Goal | From the line that holds "Decode this image" down to the last line of the listing below, reproduce each line exactly and nothing more, omitting pictures.

Listed records |

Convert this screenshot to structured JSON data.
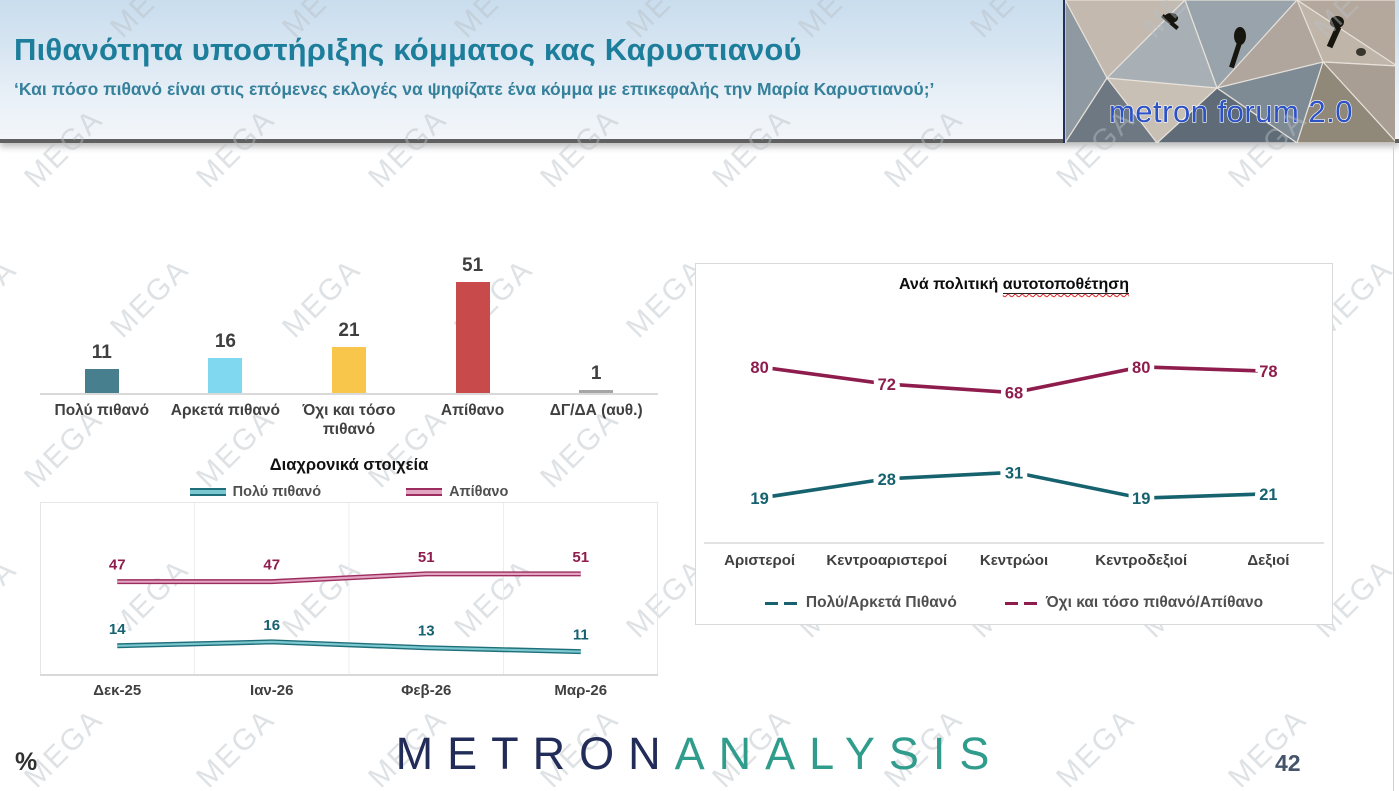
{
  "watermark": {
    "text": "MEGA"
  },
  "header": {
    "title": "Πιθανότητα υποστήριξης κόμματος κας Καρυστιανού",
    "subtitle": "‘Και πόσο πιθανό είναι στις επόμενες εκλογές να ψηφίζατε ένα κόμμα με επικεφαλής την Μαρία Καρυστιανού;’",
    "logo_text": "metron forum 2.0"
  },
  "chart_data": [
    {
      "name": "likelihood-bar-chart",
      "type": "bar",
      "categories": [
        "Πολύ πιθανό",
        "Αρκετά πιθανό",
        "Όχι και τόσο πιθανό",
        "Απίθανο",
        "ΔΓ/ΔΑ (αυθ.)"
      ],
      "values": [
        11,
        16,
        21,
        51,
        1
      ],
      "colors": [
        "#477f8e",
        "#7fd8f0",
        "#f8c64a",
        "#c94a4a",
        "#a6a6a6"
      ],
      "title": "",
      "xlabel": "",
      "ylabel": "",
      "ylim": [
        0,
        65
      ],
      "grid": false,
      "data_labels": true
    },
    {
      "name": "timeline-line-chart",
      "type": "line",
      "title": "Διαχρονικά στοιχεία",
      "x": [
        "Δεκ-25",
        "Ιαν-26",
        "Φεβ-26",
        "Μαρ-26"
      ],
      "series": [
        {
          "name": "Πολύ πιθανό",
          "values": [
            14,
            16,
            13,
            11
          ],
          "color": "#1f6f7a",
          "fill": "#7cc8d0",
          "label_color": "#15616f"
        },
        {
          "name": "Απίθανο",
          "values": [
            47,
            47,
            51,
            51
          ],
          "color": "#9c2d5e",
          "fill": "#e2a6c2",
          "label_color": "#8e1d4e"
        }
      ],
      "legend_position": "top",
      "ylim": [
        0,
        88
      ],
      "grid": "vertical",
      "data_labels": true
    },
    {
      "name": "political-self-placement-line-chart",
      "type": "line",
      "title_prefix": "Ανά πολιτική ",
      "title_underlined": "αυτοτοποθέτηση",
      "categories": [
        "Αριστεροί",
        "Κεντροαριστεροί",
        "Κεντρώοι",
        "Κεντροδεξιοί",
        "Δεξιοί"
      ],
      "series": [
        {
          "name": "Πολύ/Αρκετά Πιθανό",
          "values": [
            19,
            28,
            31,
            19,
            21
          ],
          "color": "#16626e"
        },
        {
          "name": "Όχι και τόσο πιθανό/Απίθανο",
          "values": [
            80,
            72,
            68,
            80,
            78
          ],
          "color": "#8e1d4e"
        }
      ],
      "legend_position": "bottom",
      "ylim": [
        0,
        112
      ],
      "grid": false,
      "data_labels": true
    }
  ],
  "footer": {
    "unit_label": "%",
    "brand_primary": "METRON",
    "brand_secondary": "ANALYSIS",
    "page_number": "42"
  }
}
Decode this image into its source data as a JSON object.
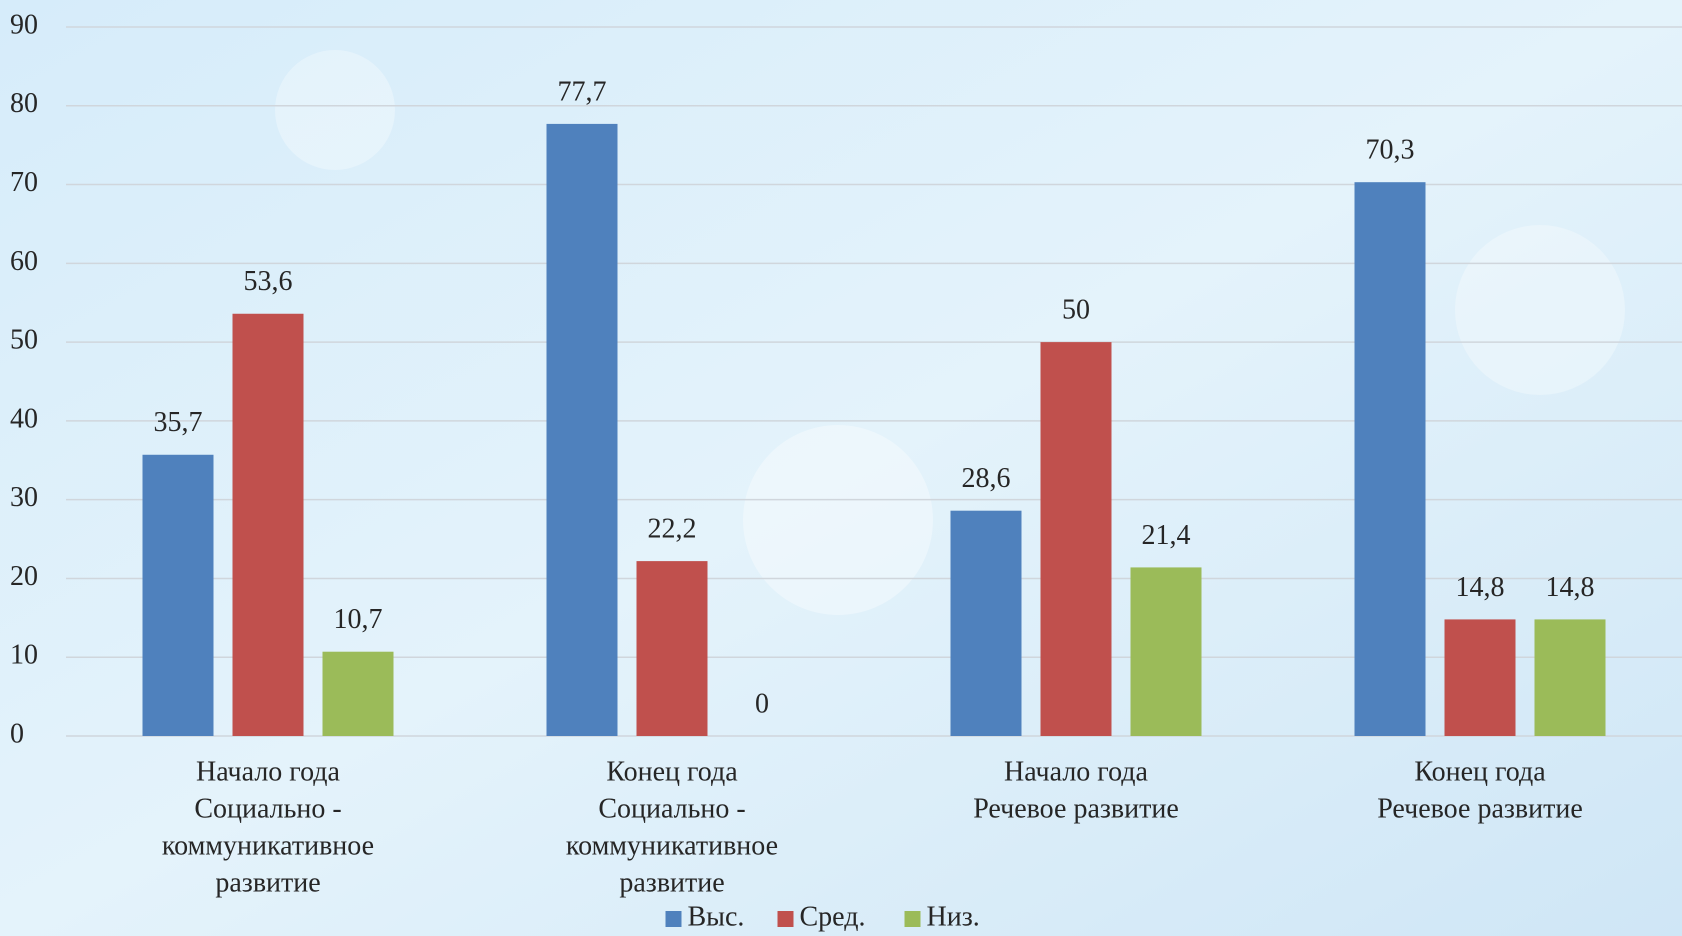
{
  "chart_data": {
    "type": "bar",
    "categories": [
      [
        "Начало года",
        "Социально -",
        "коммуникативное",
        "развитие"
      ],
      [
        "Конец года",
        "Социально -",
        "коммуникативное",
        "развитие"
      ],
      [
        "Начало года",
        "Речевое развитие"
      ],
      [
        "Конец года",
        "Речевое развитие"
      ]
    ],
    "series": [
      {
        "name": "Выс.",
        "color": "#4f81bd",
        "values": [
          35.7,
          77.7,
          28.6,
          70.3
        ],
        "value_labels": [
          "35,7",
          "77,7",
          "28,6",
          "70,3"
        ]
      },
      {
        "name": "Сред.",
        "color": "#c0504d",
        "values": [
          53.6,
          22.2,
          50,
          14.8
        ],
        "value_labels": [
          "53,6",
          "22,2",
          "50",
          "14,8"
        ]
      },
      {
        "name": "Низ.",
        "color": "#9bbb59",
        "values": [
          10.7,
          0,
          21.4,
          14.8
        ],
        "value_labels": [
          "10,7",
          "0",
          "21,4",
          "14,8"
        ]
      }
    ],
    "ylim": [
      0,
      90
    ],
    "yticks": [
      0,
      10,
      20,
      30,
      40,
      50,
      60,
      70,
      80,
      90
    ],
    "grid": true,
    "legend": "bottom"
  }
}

Response |
Decode this image into its source data as a JSON object.
{
  "chart_data": {
    "type": "bar",
    "categories": [
      [
        "Начало года",
        "Социально -",
        "коммуникативное",
        "развитие"
      ],
      [
        "Конец года",
        "Социально -",
        "коммуникативное",
        "развитие"
      ],
      [
        "Начало года",
        "Речевое развитие"
      ],
      [
        "Конец года",
        "Речевое развитие"
      ]
    ],
    "series": [
      {
        "name": "Выс.",
        "color": "#4f81bd",
        "values": [
          35.7,
          77.7,
          28.6,
          70.3
        ],
        "value_labels": [
          "35,7",
          "77,7",
          "28,6",
          "70,3"
        ]
      },
      {
        "name": "Сред.",
        "color": "#c0504d",
        "values": [
          53.6,
          22.2,
          50,
          14.8
        ],
        "value_labels": [
          "53,6",
          "22,2",
          "50",
          "14,8"
        ]
      },
      {
        "name": "Низ.",
        "color": "#9bbb59",
        "values": [
          10.7,
          0,
          21.4,
          14.8
        ],
        "value_labels": [
          "10,7",
          "0",
          "21,4",
          "14,8"
        ]
      }
    ],
    "ylim": [
      0,
      90
    ],
    "yticks": [
      0,
      10,
      20,
      30,
      40,
      50,
      60,
      70,
      80,
      90
    ],
    "grid": true,
    "legend": "bottom"
  }
}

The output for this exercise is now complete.